Extracted records
++++++++++++++++++++

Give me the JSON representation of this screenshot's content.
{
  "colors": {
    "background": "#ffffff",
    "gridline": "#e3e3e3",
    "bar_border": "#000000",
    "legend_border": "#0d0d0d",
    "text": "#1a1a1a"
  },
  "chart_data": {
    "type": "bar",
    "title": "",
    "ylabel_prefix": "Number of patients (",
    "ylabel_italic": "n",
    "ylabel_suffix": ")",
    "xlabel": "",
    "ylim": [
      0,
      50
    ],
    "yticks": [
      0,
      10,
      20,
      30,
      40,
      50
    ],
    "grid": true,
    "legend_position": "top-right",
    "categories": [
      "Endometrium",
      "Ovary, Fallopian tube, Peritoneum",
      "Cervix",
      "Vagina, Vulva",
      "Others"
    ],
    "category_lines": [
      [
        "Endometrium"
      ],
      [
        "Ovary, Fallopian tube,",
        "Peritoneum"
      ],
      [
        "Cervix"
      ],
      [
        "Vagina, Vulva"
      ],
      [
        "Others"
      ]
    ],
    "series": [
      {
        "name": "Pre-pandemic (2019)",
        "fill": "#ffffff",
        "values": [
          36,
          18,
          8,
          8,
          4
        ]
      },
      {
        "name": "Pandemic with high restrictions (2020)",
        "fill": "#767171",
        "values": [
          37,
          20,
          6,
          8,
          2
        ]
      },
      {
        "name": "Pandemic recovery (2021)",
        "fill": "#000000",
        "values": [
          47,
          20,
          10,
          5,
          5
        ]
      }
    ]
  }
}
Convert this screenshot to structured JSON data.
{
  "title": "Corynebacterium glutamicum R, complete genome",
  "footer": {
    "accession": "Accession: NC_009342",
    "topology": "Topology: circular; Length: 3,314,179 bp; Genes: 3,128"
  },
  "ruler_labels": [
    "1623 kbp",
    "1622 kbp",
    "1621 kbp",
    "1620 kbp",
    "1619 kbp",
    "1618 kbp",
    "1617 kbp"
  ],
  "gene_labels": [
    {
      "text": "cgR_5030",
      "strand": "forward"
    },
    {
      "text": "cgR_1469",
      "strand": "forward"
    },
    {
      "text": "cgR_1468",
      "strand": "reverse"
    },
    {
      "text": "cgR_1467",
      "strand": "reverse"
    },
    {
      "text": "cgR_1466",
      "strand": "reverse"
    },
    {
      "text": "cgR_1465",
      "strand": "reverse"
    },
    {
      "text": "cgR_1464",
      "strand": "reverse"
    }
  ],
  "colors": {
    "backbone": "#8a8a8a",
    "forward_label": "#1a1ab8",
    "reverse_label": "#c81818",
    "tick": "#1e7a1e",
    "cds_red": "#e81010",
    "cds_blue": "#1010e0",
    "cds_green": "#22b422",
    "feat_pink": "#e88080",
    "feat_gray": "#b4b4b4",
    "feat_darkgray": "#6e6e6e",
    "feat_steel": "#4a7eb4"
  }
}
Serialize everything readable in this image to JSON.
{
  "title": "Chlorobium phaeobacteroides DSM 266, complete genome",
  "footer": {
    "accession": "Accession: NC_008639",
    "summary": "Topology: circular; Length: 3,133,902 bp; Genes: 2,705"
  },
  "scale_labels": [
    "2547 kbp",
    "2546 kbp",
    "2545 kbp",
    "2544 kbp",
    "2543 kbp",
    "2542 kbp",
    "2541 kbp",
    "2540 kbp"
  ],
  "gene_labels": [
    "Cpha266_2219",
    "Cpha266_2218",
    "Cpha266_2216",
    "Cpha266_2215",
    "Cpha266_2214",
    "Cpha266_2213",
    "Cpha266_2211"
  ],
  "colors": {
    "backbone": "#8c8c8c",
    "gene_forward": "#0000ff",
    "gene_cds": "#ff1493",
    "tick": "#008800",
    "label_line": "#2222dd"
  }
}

++++++++++++++++++++

Each of the lines from the one holding "Serialize everything readable" through the final line of the entries is to be set down exactly, and no others.

Serialize everything readable in this image to JSON.
{
  "title": "Chlorobium phaeobacteroides DSM 266, complete genome",
  "footer": {
    "accession": "Accession: NC_008639",
    "summary": "Topology: circular; Length: 3,133,902 bp; Genes: 2,705"
  },
  "scale_labels": [
    "2547 kbp",
    "2546 kbp",
    "2545 kbp",
    "2544 kbp",
    "2543 kbp",
    "2542 kbp",
    "2541 kbp",
    "2540 kbp"
  ],
  "gene_labels": [
    "Cpha266_2219",
    "Cpha266_2218",
    "Cpha266_2216",
    "Cpha266_2215",
    "Cpha266_2214",
    "Cpha266_2213",
    "Cpha266_2211"
  ],
  "colors": {
    "backbone": "#8c8c8c",
    "gene_forward": "#0000ff",
    "gene_cds": "#ff1493",
    "tick": "#008800",
    "label_line": "#2222dd"
  }
}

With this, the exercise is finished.